Problem description: Go through the entries below and print each one exactly, leaving out pictures.
════
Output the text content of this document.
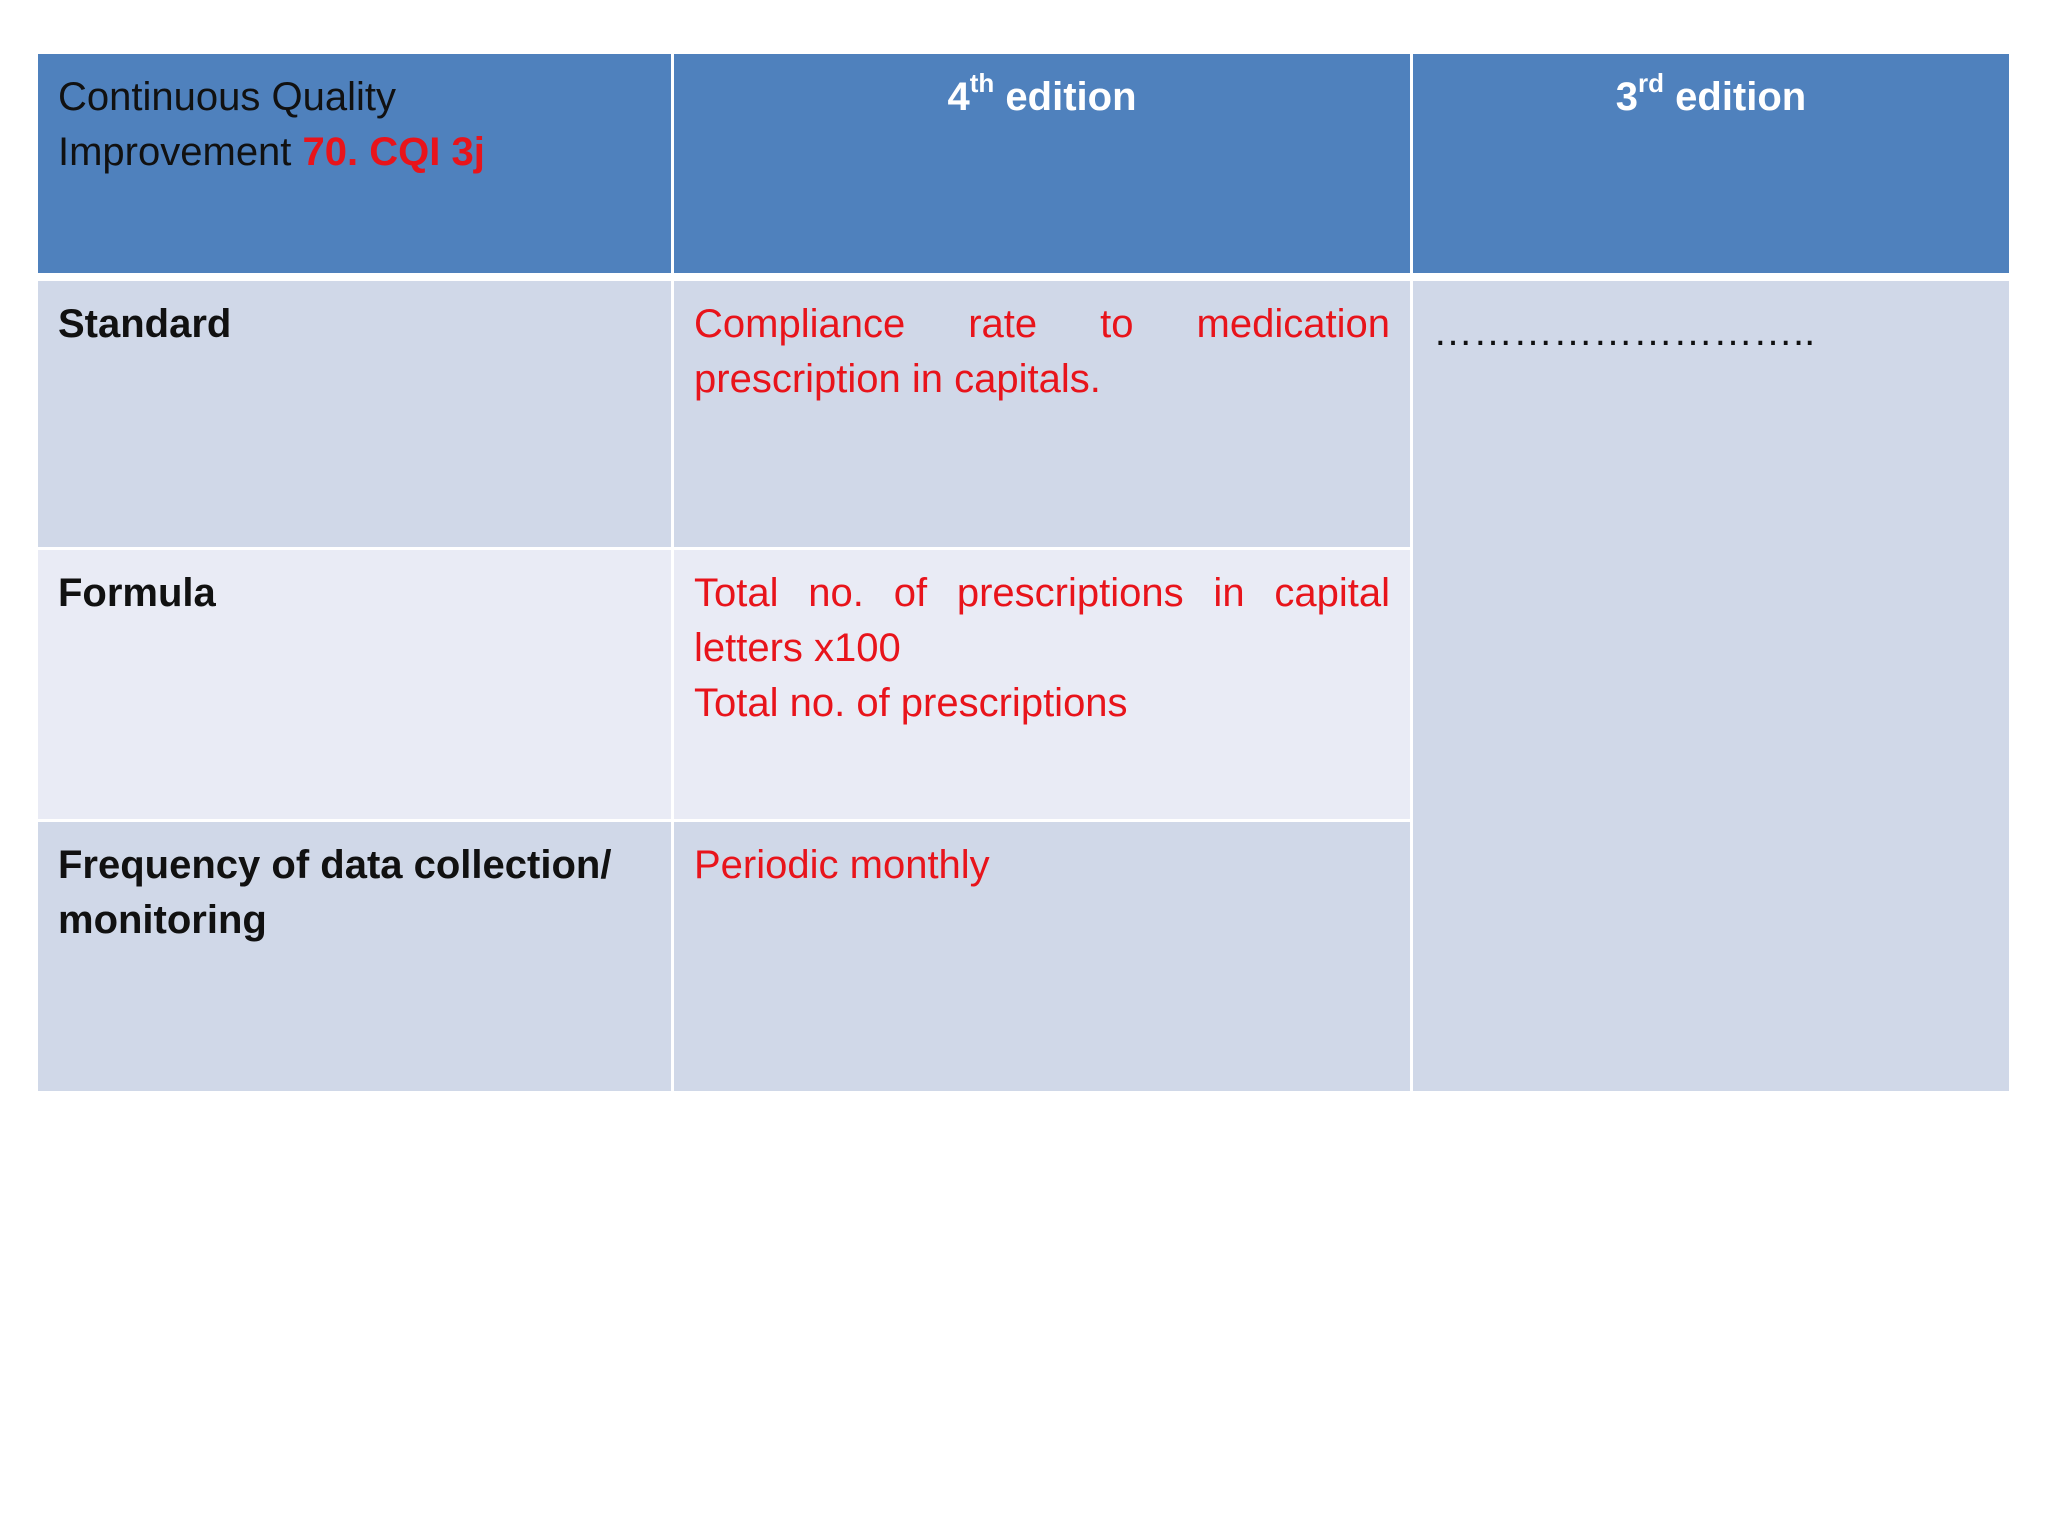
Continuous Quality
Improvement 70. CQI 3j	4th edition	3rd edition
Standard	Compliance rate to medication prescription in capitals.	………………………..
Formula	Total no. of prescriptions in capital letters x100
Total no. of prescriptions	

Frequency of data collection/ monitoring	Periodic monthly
════
Response to this exercise:
Output the text content of this document.
Continuous Quality
Improvement 70. CQI 3j	4th edition	3rd edition
Standard	Compliance rate to medication prescription in capitals.	………………………..
Formula	Total no. of prescriptions in capital letters x100
Total no. of prescriptions	

Frequency of data collection/ monitoring	Periodic monthly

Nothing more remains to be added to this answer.